Records from a collection of figures -

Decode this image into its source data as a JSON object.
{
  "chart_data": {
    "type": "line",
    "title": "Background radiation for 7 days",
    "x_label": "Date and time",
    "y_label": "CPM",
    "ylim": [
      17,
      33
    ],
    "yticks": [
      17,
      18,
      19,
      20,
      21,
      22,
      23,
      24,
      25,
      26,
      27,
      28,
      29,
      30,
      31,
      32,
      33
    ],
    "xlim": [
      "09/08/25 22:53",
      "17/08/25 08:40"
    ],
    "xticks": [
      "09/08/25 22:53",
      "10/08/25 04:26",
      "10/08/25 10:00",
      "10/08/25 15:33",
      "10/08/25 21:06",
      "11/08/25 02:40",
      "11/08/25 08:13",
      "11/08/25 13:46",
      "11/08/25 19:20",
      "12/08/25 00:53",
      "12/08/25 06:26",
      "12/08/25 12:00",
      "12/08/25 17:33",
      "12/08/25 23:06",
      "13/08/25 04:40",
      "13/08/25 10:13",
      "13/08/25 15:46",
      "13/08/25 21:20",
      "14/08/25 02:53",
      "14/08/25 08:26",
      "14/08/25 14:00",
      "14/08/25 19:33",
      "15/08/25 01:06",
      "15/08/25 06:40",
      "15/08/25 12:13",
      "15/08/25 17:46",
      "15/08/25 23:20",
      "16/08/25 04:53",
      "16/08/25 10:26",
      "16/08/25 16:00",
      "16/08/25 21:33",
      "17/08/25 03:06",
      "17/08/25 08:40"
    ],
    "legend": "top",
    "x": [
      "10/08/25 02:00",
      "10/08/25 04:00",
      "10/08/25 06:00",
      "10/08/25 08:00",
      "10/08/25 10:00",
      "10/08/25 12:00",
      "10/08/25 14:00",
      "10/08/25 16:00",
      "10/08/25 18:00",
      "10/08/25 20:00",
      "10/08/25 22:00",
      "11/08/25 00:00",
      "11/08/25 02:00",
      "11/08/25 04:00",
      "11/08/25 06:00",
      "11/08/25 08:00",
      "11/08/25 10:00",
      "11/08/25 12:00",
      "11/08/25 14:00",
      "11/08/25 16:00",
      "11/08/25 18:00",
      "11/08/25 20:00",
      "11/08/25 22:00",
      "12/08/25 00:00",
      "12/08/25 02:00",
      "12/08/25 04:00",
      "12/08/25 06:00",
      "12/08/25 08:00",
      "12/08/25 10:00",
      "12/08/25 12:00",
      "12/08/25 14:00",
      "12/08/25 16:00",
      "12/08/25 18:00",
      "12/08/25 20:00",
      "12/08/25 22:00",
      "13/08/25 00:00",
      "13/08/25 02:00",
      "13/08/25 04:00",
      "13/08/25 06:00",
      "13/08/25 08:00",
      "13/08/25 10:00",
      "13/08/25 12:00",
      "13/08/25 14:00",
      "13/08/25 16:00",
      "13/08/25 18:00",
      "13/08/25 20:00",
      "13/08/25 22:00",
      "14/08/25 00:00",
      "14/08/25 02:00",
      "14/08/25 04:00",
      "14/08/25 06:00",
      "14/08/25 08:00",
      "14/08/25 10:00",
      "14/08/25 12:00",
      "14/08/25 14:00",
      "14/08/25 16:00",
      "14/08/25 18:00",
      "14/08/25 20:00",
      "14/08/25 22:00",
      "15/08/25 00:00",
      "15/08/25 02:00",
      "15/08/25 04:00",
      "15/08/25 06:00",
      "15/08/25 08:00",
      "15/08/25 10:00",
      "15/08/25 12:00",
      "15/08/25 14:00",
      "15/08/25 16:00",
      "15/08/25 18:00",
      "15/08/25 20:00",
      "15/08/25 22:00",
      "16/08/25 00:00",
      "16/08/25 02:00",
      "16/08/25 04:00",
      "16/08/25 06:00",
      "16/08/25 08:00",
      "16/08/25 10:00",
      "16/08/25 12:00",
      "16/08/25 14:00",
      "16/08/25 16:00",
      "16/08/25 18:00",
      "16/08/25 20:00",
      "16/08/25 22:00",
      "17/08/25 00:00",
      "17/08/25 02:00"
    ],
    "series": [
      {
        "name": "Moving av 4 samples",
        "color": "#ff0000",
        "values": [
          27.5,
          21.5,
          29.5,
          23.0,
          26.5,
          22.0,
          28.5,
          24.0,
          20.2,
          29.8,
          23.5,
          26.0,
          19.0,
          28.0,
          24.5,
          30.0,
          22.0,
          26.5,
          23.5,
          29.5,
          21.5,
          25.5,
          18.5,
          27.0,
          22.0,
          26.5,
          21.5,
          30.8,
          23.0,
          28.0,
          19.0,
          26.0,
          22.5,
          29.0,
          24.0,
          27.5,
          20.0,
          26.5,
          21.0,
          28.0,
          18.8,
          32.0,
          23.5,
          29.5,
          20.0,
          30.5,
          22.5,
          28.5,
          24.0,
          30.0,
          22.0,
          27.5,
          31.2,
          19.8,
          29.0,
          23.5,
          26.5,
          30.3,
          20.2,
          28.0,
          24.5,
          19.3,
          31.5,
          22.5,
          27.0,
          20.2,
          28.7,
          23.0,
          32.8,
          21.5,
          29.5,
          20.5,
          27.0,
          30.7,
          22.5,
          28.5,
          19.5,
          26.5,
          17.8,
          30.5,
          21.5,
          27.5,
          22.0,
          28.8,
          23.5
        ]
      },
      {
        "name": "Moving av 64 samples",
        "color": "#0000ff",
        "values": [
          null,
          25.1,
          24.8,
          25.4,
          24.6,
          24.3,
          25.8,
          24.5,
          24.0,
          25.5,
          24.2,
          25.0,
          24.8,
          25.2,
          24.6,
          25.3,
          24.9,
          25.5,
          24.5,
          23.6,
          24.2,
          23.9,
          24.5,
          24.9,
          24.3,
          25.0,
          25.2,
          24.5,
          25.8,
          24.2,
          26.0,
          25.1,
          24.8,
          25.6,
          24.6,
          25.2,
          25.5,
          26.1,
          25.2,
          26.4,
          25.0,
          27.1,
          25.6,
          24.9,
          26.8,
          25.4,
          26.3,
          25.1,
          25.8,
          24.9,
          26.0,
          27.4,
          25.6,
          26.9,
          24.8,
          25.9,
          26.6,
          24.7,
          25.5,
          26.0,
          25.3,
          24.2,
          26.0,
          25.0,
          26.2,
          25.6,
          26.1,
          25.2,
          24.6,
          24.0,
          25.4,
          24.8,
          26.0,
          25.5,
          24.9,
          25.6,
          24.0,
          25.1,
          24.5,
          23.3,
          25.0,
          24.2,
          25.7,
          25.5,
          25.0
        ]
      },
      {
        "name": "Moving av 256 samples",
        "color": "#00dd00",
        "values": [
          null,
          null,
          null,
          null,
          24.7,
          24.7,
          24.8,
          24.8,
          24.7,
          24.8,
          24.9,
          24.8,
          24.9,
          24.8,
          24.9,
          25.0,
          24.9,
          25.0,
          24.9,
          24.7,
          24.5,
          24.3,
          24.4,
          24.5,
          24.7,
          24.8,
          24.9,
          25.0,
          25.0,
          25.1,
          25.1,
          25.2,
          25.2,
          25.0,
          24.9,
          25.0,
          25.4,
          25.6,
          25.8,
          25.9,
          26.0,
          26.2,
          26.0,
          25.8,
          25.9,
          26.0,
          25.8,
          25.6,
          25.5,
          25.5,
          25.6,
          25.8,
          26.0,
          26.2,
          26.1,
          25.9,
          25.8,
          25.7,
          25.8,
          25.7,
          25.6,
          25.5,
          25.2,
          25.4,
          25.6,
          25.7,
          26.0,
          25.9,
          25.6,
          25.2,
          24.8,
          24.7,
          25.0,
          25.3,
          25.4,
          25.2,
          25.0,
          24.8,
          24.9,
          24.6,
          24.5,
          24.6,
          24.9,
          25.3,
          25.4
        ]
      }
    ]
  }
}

Stated problem -
Copy each line of the listing that includes "Moving".

Result below -
        "name": "Moving av 4 samples",
        "name": "Moving av 64 samples",
        "name": "Moving av 256 samples",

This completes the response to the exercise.